Texto dado -
—————
Corresponsal de garra


Requería de entrada dos equipos completos de secuaces: uno que me apoyara desde el periódico y otro en la editorial. Buscaba, por un lado, ir adelante con las crónicas tenísticas que había venido pergeñando en las páginas de MILENIO-La Afición, y por el otro dar aliento a un libro dedicado a narrar, desde los ojos infantiles del fanático, los cuatro campeonatos mayores —Grand Slams, que les llaman— a lo largo de uno de estos años míticos, cuando los dos más grandes colosos de la historia del tenis lo reinventan en cada duelo al sol. Uno de esos proyectos que en principio carecen de pies o cabeza, y no obstante se valen de instinto y entusiasmo para anunciar la urgencia que los anima, y aun si no acaba uno de bosquejarlos en cierto modo se figura lo que quiere. Corrijo: lo que necesita. Entre más repasaba la idea, más me aferraba a su necesidad, para pronto entusiasmo de mis aliados. Si en el nombre de la obra ya había consentido pensamiento y palabra, no podía salir con la batea de babas de la omisión: caldo de cultivo para el peor de los arrepentimientos.


“Los torneos mayores son la vara que mide la excelencia en el tenis”, dice L. Jon Wertheim en su libro Strokes of Genius, entregado de la primera a la última página a narrar cada legendaria hora de la final de Wimbledon de 2008 entre Roger Federer y Rafael Nadal. ¿O es que un duelo como ése podía quedarse sin ser contado instante tras instante? He ahí la comezón: poner palabras donde no hay más que golpes; ir detrás la guerra y tropezar de bruces con la garra; expropiar los fluidos secretos del gladiador en turno y ser con él feroz y atrabiliario; leer en la batalla y dejar que el instinto lleve la voz cantante; estirar las fronteras de la realidad allí donde ésta amaga con difuminarse. Nada que no haga uno de manera automática una vez que se ha unido a la matachina y hace suya la angustia sanguinaria del gladiador.
—————
Datos del conjunto -
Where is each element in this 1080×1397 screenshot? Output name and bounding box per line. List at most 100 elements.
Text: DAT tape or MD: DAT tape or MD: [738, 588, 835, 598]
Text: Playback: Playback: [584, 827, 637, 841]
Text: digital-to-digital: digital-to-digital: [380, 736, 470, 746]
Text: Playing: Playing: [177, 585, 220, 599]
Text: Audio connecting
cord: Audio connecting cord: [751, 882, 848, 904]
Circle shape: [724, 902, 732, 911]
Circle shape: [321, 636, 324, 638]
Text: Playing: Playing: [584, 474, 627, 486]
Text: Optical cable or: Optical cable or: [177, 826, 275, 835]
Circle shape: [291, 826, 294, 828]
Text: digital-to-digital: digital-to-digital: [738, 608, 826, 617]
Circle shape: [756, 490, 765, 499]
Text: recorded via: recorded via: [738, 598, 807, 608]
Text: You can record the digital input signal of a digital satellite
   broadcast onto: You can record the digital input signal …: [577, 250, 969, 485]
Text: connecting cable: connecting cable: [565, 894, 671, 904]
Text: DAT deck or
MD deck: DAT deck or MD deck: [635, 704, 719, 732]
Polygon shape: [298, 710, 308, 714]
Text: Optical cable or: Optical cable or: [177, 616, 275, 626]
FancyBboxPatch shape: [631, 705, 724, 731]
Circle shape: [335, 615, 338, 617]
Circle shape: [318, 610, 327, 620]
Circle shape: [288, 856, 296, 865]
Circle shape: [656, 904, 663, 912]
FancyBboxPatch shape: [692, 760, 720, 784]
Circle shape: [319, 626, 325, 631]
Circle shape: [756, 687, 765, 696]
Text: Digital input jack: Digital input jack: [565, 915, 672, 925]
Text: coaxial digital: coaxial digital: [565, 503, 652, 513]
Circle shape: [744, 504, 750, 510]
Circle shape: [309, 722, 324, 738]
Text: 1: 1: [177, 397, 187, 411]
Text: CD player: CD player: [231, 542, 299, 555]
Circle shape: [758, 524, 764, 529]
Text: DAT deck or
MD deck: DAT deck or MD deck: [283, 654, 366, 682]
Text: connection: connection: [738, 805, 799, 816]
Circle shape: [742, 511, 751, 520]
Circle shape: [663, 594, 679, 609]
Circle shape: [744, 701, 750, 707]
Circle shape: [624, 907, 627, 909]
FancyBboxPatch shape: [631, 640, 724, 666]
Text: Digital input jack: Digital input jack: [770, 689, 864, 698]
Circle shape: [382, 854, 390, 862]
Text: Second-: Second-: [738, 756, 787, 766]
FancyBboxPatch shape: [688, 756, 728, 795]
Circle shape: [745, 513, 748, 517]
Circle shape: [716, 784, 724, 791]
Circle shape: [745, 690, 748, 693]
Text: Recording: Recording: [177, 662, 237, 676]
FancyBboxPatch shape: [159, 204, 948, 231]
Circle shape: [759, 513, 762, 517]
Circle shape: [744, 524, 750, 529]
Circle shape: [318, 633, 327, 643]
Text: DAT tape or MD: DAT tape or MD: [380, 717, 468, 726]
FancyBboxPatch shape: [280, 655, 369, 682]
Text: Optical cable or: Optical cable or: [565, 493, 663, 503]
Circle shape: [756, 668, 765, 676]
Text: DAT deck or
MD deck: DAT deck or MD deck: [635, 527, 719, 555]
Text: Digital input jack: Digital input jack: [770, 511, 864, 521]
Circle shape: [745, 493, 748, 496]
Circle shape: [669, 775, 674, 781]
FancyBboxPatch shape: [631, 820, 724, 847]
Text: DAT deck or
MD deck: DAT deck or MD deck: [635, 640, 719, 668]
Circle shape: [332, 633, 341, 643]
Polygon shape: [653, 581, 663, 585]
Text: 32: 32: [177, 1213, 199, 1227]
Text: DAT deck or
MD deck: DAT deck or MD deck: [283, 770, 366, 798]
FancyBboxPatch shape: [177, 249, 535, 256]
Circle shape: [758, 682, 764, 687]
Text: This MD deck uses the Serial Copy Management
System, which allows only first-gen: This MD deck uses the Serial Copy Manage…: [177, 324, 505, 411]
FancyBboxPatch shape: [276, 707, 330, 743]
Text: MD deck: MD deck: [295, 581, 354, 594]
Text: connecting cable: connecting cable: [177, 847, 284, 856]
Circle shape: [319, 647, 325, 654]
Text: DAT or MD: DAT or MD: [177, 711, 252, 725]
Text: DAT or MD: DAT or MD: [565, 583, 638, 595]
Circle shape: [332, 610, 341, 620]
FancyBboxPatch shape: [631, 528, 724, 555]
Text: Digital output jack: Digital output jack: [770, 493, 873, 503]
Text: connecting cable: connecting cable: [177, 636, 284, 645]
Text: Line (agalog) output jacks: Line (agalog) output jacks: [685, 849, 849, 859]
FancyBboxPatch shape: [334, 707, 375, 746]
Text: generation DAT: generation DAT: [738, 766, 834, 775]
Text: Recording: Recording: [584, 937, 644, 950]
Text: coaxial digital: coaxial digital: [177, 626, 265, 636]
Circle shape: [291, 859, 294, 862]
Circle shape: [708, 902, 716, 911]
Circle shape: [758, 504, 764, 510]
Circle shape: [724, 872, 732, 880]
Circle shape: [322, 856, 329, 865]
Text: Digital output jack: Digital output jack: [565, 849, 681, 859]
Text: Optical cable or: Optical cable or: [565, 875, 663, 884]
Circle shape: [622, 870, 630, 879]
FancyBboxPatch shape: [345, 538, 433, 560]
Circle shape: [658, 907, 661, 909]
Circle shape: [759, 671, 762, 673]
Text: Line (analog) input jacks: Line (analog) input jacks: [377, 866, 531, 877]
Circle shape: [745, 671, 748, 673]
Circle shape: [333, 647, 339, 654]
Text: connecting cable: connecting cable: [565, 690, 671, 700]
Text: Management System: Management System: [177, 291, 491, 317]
—————
Qué hacer -
[1] Resume en dos oraciones el texto sobre el proyecto de crónicas de tenis.
[2] Prosigue el texto sobre las crónicas de tenis a partir de su última oración.

Respuestas -
[1] La voz narrativa necesitaba dos equipos, uno en el periódico y otro en la editorial, para seguir con sus crónicas tenísticas en MILENIO-La Afición y para sacar adelante un libro que narrara, desde los ojos infantiles del fanático, los cuatro Grand Slams de un año en que los dos mayores colosos del tenis lo reinventan en cada duelo. Tras citar a L. Jon Wertheim, cuyo libro Strokes of Genius narra la final de Wimbledon de 2008 entre Roger Federer y Rafael Nadal, el texto describe la comezón de poner palabras donde no hay más que golpes y de hacer suya la angustia sanguinaria del gladiador.

[2]
Con hambre de narrar


Rara vez puede uno hablar con algún tino de lo que se ha propuesto relatar por escrito, entre otras cosas porque la gracia de esto consiste en ignorarlo casi completamente. Se maldice en principio ese hueco en la panza que insiste en dilatarse conforme el duelo gana edad y tamaño y uno ya se pregunta si lo que mira puede ser contado (y cómo, y hasta dónde, y a partir de que punto), sólo para después sufrir porque se agota ya el espacio y hay cosas que no puede quedarse sin contar. Hasta donde recuerdo, es una sensación muy similar a la del niño que ha rozado la luna y de pronto no sabe cómo hacer para que ese entusiasmo le salga de los labios sin que el escepticismo de sus mayores dé al traste con su sed de compartir aquello que al cabo del relato parece más soñado que vivido. “¡Qué imaginación tienes!”, comentarían después, en ese tono amable y tan adulto que le partía a uno el corazón y lo dejaba solo frente a la red de su incredulidad.


No envidio a los que saben con pelos y señales lo que van a escribir. Conforme el avión vuela hacia el Pacífico, me digo que al relato de la guerra no se llega con mejores haberes que la amenaza clara de zozobra y la sospecha turbia de que otra vez apuesta por lo irrealizable. Si pudiera, ahora mismo me bajaría de este avión y escaparía hacia la zona de confort más cercana. “¿Eres hombre o ratón?”, me increpaba mi madre siempre que un desafío se revelaba demasiado grande, y yo le respondía, presa de algún alivio avergonzado, que por supuesto seguía siendo ratón. Muchos años más tarde, todavía me pregunto si no se meterá uno en estos bretes con tal de demostrarse lo contrario: he ahí una ocurrencia irrealizable.